**TASK DESCRIPTION:**
Copy out the data exactly, leaving the pictures behind.

===== MATERIALS PROVIDED

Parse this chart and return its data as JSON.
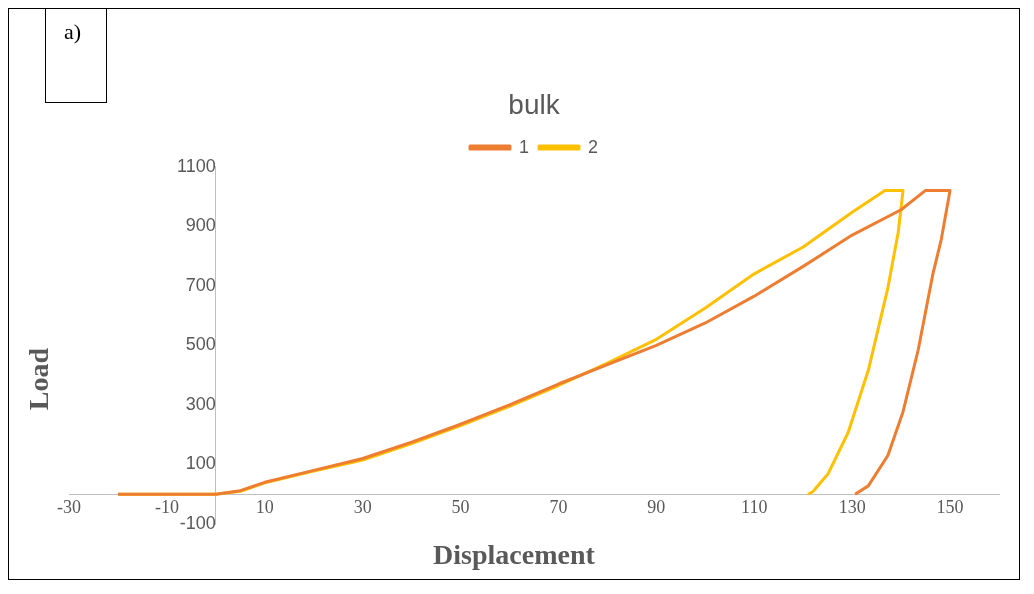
{
  "chart_data": {
    "type": "line",
    "title": "bulk",
    "xlabel": "Displacement",
    "ylabel": "Load",
    "annotations": [
      "a)"
    ],
    "xlim": [
      -30,
      160
    ],
    "xticks": [
      -30,
      -10,
      10,
      30,
      50,
      70,
      90,
      110,
      130,
      150
    ],
    "ylim": [
      -100,
      1100
    ],
    "yticks": [
      -100,
      100,
      300,
      500,
      700,
      900,
      1100
    ],
    "grid": false,
    "legend": "top",
    "marker": "none",
    "line_style": "solid",
    "series": [
      {
        "name": "1",
        "color": "#ed7d31",
        "x": [
          -20,
          0,
          5,
          10,
          20,
          30,
          40,
          50,
          60,
          70,
          80,
          90,
          100,
          110,
          120,
          130,
          140,
          145,
          150,
          148.2,
          146.5,
          143.5,
          140.4,
          137.3,
          133.3,
          130.6
        ],
        "values": [
          0,
          0,
          12,
          40,
          80,
          120,
          175,
          235,
          300,
          370,
          435,
          500,
          575,
          665,
          765,
          870,
          955,
          1020,
          1020,
          855,
          740,
          485,
          277,
          130,
          28,
          0
        ]
      },
      {
        "name": "2",
        "color": "#ffc000",
        "x": [
          -20,
          0,
          5,
          10,
          20,
          30,
          40,
          50,
          60,
          70,
          80,
          90,
          100,
          110,
          120,
          130,
          136.7,
          140.4,
          139.4,
          137.3,
          133.3,
          129.2,
          125.1,
          122,
          121
        ],
        "values": [
          0,
          0,
          10,
          38,
          78,
          115,
          170,
          230,
          295,
          365,
          440,
          520,
          625,
          740,
          830,
          947,
          1020,
          1020,
          878,
          693,
          416,
          208,
          69,
          9,
          0
        ]
      }
    ]
  }
}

==========

**SOLUTION TO THE EXERCISE:**
Parse this chart and return its data as JSON.
{
  "chart_data": {
    "type": "line",
    "title": "bulk",
    "xlabel": "Displacement",
    "ylabel": "Load",
    "annotations": [
      "a)"
    ],
    "xlim": [
      -30,
      160
    ],
    "xticks": [
      -30,
      -10,
      10,
      30,
      50,
      70,
      90,
      110,
      130,
      150
    ],
    "ylim": [
      -100,
      1100
    ],
    "yticks": [
      -100,
      100,
      300,
      500,
      700,
      900,
      1100
    ],
    "grid": false,
    "legend": "top",
    "marker": "none",
    "line_style": "solid",
    "series": [
      {
        "name": "1",
        "color": "#ed7d31",
        "x": [
          -20,
          0,
          5,
          10,
          20,
          30,
          40,
          50,
          60,
          70,
          80,
          90,
          100,
          110,
          120,
          130,
          140,
          145,
          150,
          148.2,
          146.5,
          143.5,
          140.4,
          137.3,
          133.3,
          130.6
        ],
        "values": [
          0,
          0,
          12,
          40,
          80,
          120,
          175,
          235,
          300,
          370,
          435,
          500,
          575,
          665,
          765,
          870,
          955,
          1020,
          1020,
          855,
          740,
          485,
          277,
          130,
          28,
          0
        ]
      },
      {
        "name": "2",
        "color": "#ffc000",
        "x": [
          -20,
          0,
          5,
          10,
          20,
          30,
          40,
          50,
          60,
          70,
          80,
          90,
          100,
          110,
          120,
          130,
          136.7,
          140.4,
          139.4,
          137.3,
          133.3,
          129.2,
          125.1,
          122,
          121
        ],
        "values": [
          0,
          0,
          10,
          38,
          78,
          115,
          170,
          230,
          295,
          365,
          440,
          520,
          625,
          740,
          830,
          947,
          1020,
          1020,
          878,
          693,
          416,
          208,
          69,
          9,
          0
        ]
      }
    ]
  }
}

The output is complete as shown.